*EXTRACTED ENTRIES:*

^^^^

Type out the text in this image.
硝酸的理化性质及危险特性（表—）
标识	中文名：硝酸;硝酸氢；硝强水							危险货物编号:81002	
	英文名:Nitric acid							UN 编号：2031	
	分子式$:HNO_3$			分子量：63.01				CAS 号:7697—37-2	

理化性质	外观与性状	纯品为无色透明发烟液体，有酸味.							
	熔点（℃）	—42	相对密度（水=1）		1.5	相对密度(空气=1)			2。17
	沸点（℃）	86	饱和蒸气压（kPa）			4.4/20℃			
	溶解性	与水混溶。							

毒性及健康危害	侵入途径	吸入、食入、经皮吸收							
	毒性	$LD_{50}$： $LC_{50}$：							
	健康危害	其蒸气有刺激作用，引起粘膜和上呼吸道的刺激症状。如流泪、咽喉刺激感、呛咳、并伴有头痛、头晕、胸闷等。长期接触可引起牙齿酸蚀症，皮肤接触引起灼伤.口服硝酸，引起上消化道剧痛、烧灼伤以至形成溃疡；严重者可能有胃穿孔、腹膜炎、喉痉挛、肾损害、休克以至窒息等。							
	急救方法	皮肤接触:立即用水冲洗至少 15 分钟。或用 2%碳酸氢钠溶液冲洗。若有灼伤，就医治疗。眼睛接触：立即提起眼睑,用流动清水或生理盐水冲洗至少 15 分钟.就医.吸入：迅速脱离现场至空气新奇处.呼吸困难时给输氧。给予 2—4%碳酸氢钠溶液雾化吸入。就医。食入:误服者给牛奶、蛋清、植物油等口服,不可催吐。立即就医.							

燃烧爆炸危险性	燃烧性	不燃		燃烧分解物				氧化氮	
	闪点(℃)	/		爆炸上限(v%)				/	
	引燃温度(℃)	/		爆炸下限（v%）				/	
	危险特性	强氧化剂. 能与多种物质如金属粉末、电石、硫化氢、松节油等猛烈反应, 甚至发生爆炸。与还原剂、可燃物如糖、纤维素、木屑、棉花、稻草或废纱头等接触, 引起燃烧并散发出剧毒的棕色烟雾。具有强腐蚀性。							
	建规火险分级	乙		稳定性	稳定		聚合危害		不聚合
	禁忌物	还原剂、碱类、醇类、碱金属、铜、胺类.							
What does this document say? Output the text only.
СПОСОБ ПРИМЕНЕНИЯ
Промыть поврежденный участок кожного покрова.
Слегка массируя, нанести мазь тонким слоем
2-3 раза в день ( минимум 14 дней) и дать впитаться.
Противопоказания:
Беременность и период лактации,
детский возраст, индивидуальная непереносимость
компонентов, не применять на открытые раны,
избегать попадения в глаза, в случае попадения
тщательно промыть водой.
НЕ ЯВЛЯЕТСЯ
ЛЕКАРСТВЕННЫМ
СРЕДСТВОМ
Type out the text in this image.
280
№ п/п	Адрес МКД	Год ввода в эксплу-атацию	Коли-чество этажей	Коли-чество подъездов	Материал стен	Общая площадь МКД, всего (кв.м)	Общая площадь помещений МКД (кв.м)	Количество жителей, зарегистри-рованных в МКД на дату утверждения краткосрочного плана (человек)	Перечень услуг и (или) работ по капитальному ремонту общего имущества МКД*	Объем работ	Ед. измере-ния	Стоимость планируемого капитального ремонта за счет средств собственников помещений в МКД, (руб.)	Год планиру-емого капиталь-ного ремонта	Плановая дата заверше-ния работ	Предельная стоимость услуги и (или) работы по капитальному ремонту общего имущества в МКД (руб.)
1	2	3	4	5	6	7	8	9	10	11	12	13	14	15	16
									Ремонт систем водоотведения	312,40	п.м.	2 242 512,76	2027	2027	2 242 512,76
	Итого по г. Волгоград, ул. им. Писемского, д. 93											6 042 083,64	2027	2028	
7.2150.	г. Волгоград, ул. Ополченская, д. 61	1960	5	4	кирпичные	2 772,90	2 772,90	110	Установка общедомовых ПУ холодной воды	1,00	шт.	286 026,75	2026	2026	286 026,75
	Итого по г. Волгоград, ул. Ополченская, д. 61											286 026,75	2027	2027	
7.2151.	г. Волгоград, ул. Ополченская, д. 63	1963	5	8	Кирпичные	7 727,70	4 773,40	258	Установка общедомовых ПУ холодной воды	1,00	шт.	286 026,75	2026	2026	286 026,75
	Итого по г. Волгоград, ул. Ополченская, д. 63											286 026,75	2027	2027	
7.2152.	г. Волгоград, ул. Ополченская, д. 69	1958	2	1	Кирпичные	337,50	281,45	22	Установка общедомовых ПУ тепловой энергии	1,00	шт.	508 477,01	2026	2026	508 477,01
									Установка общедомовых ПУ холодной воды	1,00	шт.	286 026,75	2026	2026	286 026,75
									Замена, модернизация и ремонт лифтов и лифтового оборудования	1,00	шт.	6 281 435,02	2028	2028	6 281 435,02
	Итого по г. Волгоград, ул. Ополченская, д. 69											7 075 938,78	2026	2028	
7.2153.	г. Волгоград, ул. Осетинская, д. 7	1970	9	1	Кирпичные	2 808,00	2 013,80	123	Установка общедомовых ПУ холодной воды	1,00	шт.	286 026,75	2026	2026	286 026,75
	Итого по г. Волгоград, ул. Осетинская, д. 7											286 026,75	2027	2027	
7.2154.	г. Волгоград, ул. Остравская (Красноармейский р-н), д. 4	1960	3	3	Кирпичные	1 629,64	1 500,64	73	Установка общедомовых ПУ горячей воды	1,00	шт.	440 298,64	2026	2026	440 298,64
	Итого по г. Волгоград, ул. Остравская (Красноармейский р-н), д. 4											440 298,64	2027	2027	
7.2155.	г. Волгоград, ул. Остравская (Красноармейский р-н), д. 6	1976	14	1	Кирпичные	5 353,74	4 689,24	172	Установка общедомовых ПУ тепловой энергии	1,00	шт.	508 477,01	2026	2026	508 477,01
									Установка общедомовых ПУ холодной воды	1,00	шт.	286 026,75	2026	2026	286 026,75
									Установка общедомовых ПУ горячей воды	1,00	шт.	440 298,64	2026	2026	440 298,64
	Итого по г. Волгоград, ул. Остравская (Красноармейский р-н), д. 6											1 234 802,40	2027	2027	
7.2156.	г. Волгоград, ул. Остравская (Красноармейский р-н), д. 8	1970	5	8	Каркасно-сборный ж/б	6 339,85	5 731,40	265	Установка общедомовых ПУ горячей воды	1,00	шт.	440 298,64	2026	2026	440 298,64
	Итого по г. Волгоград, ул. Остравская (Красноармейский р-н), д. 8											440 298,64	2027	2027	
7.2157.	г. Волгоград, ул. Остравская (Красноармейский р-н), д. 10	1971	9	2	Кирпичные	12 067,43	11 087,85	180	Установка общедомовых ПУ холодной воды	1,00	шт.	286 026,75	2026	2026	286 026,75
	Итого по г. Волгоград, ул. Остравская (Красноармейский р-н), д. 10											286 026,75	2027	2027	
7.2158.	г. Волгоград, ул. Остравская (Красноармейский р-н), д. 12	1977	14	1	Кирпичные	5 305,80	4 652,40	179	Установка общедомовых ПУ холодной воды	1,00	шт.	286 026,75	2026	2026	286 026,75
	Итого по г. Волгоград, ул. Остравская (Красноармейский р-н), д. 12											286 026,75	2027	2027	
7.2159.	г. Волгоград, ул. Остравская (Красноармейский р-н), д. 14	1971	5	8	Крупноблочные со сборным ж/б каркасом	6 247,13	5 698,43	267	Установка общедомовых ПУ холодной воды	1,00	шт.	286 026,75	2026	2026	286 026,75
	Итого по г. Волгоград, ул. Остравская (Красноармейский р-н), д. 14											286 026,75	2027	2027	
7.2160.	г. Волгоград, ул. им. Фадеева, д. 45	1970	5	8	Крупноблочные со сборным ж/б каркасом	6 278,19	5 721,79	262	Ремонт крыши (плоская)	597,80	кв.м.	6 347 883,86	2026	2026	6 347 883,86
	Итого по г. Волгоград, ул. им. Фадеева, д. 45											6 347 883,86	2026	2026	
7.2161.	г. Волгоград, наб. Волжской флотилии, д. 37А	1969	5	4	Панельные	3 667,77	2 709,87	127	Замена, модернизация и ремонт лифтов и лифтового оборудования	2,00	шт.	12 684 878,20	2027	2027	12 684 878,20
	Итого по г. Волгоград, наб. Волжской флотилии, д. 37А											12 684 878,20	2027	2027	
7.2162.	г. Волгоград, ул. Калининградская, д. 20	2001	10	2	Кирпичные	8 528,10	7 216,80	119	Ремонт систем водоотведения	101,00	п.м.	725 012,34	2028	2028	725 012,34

^^^^

*DO THIS:*
Show every line from the entries above in which the word "Осетинская" appears.

*TASK OUTPUT:*
7.2153.	г. Волгоград, ул. Осетинская, д. 7	1970	9	1	Кирпичные	2 808,00	2 013,80	123	Установка общедомовых ПУ холодной воды	1,00	шт.	286 026,75	2026	2026	286 026,75
	Итого по г. Волгоград, ул. Осетинская, д. 7											286 026,75	2027	2027	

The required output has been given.